━━━━━ THE RECORDS

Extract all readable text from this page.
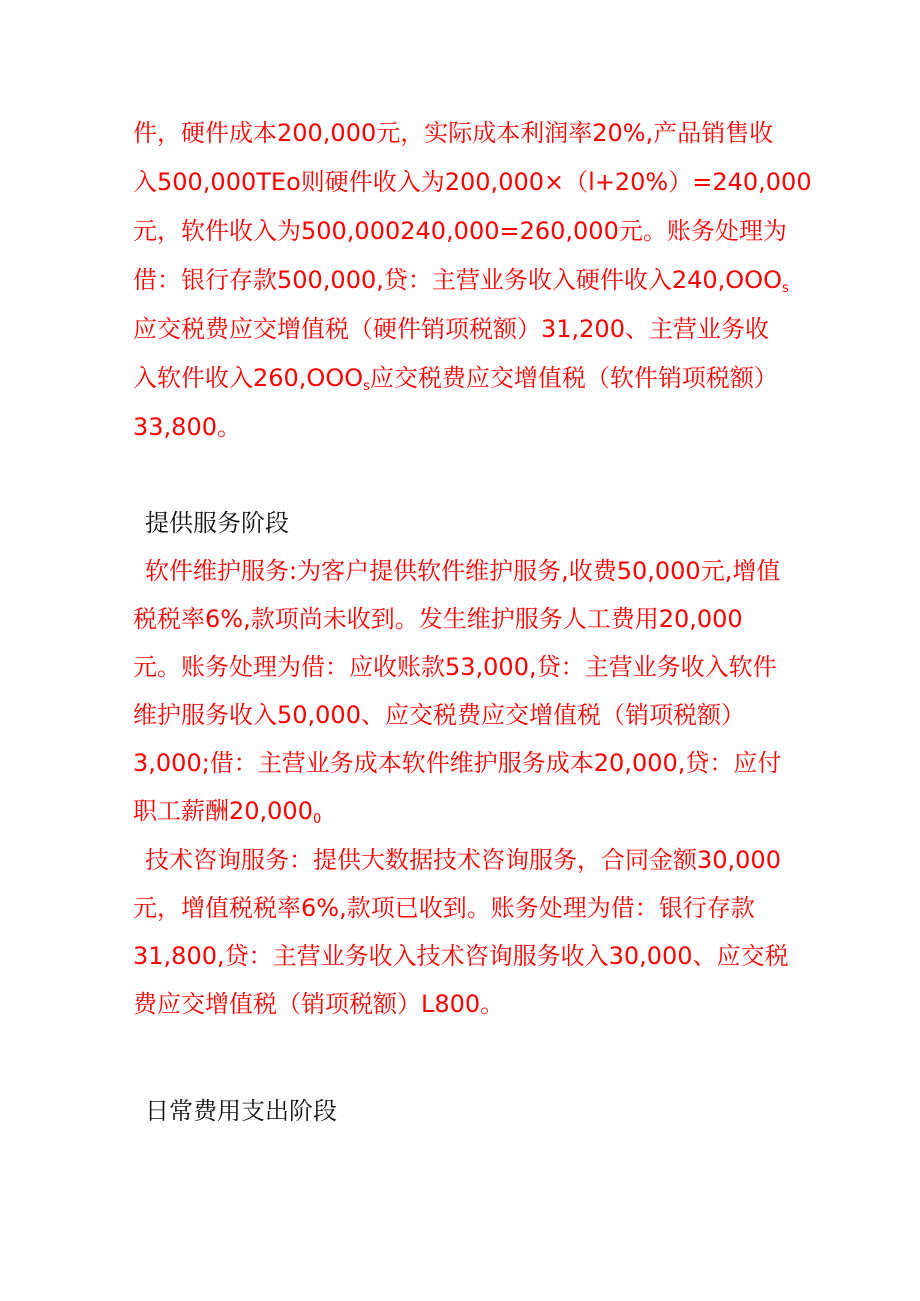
件，硬件成本200,000元，实际成本利润率20%,产品销售收
入500,000TEo则硬件收入为200,000×（l+20%）=240,000
元，软件收入为500,000240,000=260,000元。账务处理为
借：银行存款500,000,贷：主营业务收入硬件收入$240,OOO_s$
应交税费应交增值税（硬件销项税额）31,200、主营业务收
入软件收入$260,OOO_s$应交税费应交增值税（软件销项税额）
33,800。
提供服务阶段
软件维护服务:为客户提供软件维护服务,收费50,000元,增值
税税率6%,款项尚未收到。发生维护服务人工费用20,000
元。账务处理为借：应收账款53,000,贷：主营业务收入软件
维护服务收入50,000、应交税费应交增值税（销项税额）
3,000;借：主营业务成本软件维护服务成本20,000,贷：应付
职工薪酬$20,000_0$
技术咨询服务：提供大数据技术咨询服务，合同金额30,000
元，增值税税率6%,款项已收到。账务处理为借：银行存款
31,800,贷：主营业务收入技术咨询服务收入30,000、应交税
费应交增值税（销项税额）L800。
日常费用支出阶段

━━━━━━━━━━

*WHAT NEEDS TO BE DONE*: Write the records out again in full, exactly, and skip every picture.

*EXERCISE OUTPUT*:
Extract all readable text from this page.
件，硬件成本200,000元，实际成本利润率20%,产品销售收
入500,000TEo则硬件收入为200,000×（l+20%）=240,000
元，软件收入为500,000240,000=260,000元。账务处理为
借：银行存款500,000,贷：主营业务收入硬件收入$240,OOO_s$
应交税费应交增值税（硬件销项税额）31,200、主营业务收
入软件收入$260,OOO_s$应交税费应交增值税（软件销项税额）
33,800。
提供服务阶段
软件维护服务:为客户提供软件维护服务,收费50,000元,增值
税税率6%,款项尚未收到。发生维护服务人工费用20,000
元。账务处理为借：应收账款53,000,贷：主营业务收入软件
维护服务收入50,000、应交税费应交增值税（销项税额）
3,000;借：主营业务成本软件维护服务成本20,000,贷：应付
职工薪酬$20,000_0$
技术咨询服务：提供大数据技术咨询服务，合同金额30,000
元，增值税税率6%,款项已收到。账务处理为借：银行存款
31,800,贷：主营业务收入技术咨询服务收入30,000、应交税
费应交增值税（销项税额）L800。
日常费用支出阶段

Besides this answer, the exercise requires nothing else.